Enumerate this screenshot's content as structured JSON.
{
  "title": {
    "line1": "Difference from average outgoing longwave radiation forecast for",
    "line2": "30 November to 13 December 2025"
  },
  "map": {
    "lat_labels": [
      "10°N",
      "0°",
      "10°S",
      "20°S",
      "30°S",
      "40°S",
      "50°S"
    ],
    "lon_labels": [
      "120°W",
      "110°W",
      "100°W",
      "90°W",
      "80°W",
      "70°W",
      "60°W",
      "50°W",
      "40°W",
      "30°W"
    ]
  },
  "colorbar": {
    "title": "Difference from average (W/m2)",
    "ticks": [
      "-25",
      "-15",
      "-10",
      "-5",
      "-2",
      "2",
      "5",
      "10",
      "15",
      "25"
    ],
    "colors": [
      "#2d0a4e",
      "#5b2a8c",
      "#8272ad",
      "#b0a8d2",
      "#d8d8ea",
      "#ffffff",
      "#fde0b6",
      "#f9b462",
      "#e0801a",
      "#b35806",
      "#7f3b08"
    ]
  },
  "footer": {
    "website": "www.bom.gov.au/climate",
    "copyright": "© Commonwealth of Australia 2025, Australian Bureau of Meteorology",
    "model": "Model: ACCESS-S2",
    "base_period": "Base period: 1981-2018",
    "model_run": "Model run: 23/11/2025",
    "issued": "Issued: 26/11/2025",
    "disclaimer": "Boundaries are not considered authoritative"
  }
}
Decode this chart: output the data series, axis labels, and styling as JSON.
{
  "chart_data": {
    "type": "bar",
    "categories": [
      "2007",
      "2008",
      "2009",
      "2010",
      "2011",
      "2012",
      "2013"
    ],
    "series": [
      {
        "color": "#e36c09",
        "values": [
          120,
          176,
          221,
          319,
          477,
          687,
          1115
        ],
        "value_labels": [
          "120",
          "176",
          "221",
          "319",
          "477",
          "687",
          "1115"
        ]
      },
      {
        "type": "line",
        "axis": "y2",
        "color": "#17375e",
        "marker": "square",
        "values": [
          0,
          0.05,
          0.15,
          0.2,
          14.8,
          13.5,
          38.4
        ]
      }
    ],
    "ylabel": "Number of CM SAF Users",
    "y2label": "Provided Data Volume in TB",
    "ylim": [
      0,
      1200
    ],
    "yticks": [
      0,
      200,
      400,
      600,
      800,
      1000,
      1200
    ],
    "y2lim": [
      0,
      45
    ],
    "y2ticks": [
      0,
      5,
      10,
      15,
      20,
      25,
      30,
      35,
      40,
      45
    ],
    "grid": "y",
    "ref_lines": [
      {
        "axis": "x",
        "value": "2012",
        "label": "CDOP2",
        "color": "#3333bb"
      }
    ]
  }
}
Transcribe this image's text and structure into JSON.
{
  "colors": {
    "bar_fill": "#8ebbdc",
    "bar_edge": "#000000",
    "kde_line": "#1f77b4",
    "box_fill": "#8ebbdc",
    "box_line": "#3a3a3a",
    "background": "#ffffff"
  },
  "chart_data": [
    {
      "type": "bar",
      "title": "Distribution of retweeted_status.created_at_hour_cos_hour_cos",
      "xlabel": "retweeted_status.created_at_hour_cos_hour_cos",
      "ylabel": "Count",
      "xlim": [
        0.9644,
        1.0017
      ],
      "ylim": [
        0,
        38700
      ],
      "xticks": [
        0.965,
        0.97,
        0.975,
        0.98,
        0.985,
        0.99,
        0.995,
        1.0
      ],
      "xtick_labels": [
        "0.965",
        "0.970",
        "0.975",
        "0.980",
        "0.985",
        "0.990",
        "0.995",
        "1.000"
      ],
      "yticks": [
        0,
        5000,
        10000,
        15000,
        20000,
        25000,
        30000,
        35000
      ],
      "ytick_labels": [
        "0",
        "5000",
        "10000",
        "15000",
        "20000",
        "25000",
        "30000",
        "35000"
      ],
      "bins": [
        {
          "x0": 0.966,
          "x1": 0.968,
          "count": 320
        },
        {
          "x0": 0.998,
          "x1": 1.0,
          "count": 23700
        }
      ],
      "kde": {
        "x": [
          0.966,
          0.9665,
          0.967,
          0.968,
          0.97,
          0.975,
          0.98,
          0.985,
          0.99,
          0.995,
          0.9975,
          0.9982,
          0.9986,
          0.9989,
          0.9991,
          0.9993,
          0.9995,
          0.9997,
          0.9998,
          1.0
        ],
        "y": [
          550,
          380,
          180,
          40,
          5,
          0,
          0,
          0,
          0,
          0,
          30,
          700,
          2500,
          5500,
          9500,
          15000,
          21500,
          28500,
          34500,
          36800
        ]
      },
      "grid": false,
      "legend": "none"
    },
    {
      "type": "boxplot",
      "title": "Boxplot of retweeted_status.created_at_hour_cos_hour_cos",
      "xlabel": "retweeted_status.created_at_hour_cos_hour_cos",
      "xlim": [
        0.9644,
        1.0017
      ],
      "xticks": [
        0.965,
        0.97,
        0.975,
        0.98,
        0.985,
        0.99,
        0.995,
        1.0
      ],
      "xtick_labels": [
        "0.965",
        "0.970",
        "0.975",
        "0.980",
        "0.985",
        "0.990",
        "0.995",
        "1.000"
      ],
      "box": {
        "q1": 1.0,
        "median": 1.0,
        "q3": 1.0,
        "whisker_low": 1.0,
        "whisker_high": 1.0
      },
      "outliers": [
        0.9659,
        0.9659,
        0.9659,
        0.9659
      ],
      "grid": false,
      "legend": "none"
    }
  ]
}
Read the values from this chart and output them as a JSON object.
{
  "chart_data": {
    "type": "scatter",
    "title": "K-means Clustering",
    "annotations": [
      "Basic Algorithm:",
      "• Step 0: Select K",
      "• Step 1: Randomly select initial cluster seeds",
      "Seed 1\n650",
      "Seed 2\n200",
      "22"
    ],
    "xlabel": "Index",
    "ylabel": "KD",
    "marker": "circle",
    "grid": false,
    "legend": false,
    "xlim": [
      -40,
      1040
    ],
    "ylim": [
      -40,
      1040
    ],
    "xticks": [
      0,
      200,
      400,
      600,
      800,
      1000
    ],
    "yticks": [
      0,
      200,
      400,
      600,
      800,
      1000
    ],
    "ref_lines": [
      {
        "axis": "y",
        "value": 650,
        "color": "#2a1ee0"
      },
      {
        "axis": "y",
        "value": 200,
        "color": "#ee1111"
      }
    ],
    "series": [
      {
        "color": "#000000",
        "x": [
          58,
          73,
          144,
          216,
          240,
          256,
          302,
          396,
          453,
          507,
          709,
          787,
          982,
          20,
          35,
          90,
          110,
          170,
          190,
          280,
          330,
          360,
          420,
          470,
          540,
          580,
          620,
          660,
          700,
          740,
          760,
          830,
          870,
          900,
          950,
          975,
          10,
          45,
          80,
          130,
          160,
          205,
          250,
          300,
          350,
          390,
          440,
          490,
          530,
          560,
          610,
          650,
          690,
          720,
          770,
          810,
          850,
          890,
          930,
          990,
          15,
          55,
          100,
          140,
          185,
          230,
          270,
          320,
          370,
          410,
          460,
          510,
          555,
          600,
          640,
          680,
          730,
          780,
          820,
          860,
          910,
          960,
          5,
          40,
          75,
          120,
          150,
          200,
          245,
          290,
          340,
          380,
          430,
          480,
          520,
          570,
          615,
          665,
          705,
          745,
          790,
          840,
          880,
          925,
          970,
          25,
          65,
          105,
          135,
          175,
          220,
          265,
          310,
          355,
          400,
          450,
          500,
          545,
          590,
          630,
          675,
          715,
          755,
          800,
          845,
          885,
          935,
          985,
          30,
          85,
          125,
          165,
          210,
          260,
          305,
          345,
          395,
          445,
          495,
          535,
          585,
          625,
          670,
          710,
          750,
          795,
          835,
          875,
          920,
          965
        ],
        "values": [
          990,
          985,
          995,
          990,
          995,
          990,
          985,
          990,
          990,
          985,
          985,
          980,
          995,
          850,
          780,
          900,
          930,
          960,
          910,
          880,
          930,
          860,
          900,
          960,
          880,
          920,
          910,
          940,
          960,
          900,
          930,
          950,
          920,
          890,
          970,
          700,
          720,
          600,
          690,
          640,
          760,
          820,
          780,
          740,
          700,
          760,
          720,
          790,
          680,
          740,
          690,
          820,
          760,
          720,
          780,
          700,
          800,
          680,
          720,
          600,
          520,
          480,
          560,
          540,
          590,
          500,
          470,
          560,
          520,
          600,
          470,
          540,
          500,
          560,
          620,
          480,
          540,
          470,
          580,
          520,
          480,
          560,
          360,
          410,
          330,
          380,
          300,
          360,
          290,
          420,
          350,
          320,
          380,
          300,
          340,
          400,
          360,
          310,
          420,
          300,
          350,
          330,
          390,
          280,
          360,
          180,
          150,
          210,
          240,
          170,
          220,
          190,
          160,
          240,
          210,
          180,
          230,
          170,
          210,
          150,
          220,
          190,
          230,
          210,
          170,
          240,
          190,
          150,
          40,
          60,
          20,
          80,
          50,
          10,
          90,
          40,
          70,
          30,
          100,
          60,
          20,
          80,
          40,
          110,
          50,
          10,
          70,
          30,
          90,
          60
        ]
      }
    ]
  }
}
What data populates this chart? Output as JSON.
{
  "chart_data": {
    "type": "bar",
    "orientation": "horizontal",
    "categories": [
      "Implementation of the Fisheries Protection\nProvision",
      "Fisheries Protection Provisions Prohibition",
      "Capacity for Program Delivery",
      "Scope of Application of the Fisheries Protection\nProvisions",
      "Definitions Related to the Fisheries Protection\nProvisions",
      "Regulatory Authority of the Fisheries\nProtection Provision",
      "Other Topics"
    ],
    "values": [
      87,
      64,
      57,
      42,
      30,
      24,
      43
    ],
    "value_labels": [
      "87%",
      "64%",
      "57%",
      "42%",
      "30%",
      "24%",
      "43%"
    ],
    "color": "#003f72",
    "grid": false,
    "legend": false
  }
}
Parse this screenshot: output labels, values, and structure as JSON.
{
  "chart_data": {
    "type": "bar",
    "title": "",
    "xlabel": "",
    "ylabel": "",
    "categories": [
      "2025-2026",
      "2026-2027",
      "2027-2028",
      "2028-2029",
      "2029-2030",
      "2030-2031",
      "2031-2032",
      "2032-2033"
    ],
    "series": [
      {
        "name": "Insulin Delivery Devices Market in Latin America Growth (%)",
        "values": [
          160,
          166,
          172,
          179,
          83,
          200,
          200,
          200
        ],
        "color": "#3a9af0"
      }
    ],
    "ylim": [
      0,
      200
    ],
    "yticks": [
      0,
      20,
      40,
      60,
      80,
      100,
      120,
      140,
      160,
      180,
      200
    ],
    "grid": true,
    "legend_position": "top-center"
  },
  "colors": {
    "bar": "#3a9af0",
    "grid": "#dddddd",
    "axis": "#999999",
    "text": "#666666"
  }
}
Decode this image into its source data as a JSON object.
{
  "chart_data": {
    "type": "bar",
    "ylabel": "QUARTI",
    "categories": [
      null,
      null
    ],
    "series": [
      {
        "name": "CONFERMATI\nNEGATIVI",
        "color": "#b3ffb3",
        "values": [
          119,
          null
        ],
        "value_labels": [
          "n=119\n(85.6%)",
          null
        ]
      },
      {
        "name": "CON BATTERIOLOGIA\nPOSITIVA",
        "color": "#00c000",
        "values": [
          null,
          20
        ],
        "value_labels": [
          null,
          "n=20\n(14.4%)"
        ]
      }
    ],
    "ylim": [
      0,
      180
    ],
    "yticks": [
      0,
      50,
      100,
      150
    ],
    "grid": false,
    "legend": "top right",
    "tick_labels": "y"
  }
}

Task description —
Locate the string "into" in the listing above and copy every line where it occurs.

Solution —
Transcribe this image's text and structure into JSON.
Decode this image into its source data as a JSON object.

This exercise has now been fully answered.